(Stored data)
════════════════

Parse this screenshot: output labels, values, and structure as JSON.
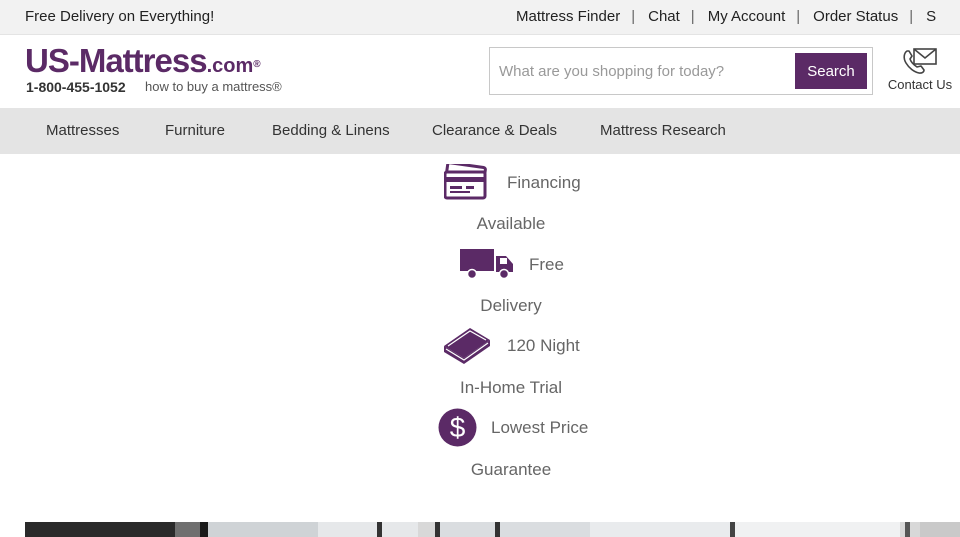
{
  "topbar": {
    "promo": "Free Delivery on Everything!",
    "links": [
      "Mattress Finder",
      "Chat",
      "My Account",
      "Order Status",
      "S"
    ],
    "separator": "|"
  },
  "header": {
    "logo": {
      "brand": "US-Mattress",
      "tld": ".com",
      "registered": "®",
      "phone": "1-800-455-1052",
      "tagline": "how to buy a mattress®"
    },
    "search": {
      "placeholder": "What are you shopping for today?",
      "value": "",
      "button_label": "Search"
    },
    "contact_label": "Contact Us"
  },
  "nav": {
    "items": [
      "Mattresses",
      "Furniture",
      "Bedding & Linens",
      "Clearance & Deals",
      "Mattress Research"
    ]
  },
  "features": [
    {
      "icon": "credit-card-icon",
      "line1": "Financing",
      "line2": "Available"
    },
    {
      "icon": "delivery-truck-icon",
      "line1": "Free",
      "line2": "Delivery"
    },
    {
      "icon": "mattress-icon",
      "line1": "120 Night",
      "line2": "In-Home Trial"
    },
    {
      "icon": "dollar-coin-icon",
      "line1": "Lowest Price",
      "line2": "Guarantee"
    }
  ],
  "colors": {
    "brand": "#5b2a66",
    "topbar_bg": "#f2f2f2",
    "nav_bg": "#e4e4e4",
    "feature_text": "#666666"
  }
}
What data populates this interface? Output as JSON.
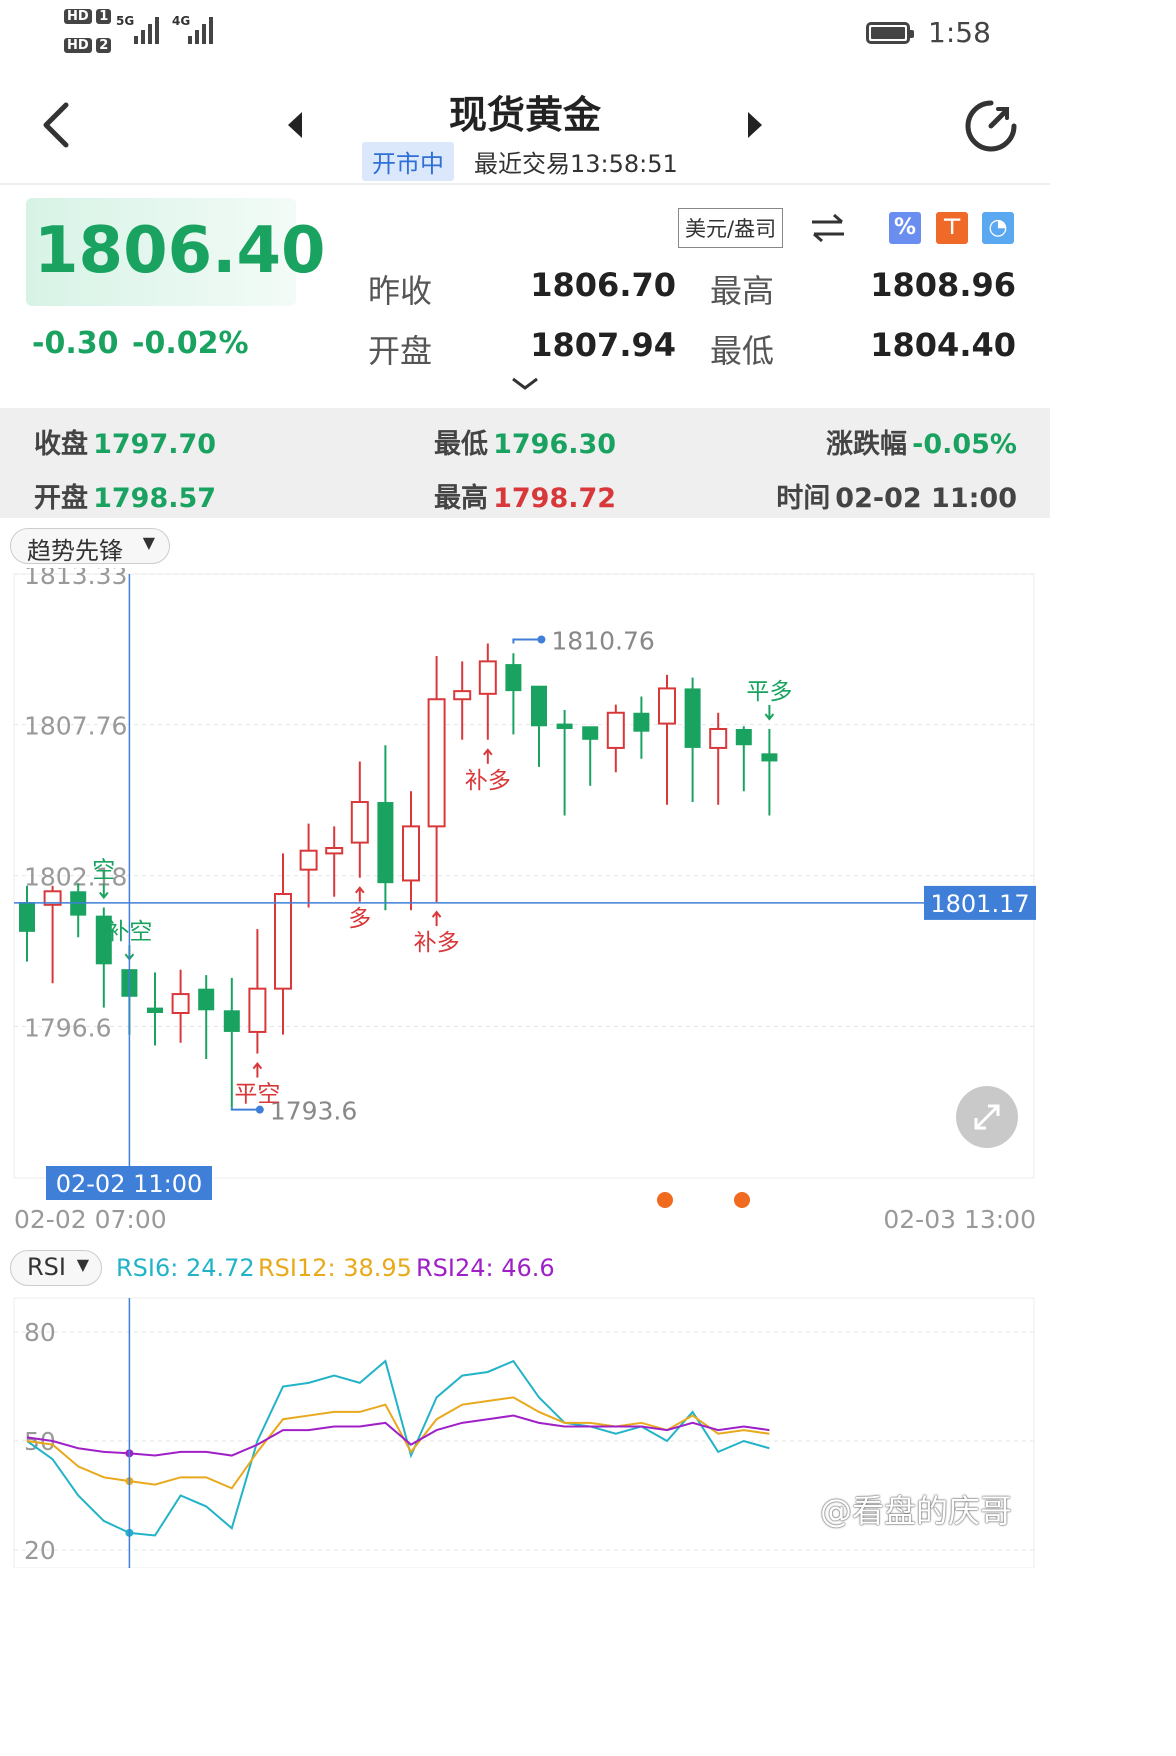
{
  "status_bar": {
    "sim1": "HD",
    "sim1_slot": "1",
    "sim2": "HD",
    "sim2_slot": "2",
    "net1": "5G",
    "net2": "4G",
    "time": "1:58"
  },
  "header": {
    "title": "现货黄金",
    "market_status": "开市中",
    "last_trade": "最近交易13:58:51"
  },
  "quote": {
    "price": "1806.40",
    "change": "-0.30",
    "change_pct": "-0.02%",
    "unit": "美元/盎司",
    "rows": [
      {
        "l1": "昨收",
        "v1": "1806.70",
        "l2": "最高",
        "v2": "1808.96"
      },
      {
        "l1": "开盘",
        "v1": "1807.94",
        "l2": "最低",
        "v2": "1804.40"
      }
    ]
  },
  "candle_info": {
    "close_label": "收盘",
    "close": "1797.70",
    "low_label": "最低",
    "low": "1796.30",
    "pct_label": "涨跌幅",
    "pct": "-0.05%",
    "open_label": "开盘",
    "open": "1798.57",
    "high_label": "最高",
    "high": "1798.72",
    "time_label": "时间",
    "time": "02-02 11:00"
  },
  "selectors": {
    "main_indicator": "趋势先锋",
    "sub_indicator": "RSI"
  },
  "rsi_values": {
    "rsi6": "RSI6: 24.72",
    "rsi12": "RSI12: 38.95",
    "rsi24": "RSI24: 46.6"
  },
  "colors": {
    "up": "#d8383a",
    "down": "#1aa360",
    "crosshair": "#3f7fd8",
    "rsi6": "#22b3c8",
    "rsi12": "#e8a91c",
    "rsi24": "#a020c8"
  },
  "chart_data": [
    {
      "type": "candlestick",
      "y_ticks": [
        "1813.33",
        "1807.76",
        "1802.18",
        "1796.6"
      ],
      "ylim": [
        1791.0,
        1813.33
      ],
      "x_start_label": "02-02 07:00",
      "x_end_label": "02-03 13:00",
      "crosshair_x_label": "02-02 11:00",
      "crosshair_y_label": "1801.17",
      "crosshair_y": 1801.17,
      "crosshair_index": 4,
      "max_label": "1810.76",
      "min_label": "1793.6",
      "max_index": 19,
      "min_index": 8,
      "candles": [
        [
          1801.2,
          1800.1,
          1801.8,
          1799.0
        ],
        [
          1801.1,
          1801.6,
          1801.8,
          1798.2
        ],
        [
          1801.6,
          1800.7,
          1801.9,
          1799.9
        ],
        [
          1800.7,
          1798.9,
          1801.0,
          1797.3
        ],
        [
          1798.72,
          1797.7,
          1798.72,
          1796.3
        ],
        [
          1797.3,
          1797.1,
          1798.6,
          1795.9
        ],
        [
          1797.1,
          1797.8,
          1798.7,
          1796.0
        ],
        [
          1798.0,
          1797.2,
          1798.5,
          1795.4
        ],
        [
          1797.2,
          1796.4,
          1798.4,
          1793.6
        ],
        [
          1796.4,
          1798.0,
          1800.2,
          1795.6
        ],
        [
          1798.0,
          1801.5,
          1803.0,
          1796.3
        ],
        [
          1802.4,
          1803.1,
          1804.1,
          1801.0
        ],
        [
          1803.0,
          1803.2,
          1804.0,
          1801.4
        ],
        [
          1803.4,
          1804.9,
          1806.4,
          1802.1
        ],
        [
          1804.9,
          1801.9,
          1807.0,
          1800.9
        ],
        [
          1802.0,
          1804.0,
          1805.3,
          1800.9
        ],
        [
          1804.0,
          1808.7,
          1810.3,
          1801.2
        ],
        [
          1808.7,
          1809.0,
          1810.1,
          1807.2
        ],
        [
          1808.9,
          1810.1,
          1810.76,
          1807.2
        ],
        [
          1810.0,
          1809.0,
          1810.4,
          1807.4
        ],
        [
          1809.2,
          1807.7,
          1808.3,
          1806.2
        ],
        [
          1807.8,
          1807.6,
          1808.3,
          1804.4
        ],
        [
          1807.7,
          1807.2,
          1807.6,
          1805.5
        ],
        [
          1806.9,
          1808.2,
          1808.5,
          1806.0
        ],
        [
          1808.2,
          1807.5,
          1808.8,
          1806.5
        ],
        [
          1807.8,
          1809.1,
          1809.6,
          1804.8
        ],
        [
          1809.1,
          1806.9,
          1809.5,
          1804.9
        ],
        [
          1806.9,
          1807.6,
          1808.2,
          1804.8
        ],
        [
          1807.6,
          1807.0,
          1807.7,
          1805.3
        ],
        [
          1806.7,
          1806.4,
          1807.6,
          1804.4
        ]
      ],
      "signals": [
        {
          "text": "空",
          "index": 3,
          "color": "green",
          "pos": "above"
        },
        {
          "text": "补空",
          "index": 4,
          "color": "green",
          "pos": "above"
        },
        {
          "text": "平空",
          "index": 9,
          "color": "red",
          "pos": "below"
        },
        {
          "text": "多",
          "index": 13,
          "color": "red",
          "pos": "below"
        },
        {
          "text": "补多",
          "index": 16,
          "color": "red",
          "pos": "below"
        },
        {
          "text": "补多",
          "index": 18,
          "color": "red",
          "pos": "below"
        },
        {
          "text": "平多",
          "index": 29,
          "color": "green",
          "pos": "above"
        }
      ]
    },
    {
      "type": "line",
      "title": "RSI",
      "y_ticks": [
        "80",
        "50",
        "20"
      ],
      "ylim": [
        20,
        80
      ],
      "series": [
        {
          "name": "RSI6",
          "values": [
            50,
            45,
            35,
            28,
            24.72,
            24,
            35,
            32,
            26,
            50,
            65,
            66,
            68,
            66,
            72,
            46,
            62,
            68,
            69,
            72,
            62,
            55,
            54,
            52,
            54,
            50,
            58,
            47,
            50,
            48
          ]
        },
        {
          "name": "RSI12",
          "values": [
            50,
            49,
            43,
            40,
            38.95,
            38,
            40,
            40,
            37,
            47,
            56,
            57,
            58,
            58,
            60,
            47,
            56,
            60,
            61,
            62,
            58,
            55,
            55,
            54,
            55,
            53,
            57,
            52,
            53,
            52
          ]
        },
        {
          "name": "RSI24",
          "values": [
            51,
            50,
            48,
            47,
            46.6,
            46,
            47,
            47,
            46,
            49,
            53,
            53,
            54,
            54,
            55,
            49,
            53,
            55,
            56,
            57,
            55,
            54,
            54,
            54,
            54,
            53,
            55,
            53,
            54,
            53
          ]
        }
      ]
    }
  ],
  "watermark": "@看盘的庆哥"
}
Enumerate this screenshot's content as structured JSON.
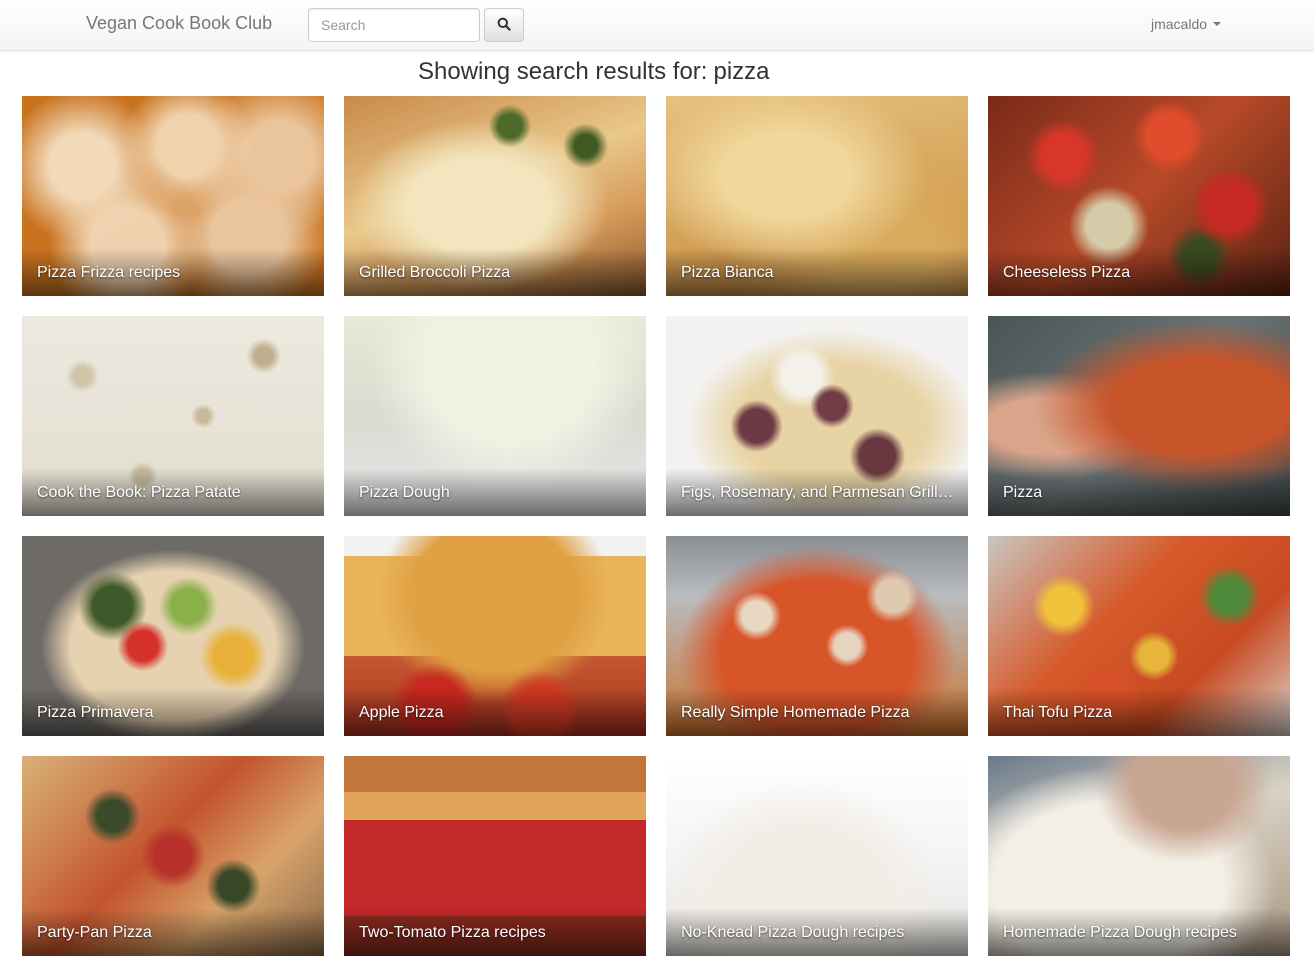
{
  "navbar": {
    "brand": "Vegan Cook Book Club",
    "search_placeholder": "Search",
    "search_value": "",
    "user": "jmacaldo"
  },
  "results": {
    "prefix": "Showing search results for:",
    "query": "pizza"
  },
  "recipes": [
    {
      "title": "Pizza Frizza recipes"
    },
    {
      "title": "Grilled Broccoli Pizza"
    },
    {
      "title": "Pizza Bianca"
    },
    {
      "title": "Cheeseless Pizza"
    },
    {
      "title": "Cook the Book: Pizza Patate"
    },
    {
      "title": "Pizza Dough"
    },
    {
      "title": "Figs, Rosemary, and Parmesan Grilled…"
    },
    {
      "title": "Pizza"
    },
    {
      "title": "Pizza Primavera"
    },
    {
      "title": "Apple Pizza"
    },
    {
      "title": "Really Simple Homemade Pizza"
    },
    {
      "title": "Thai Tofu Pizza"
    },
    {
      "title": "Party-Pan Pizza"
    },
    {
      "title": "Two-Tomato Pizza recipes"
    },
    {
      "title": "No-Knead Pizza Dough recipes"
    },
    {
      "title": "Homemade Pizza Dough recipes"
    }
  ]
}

════════════════

--- WRITTEN PROBLEM ---
Using the records given above, list every line that includes the word "Dough".

--- TASK OUTPUT ---
      "title": "Pizza Dough"
      "title": "No-Knead Pizza Dough recipes"
      "title": "Homemade Pizza Dough recipes"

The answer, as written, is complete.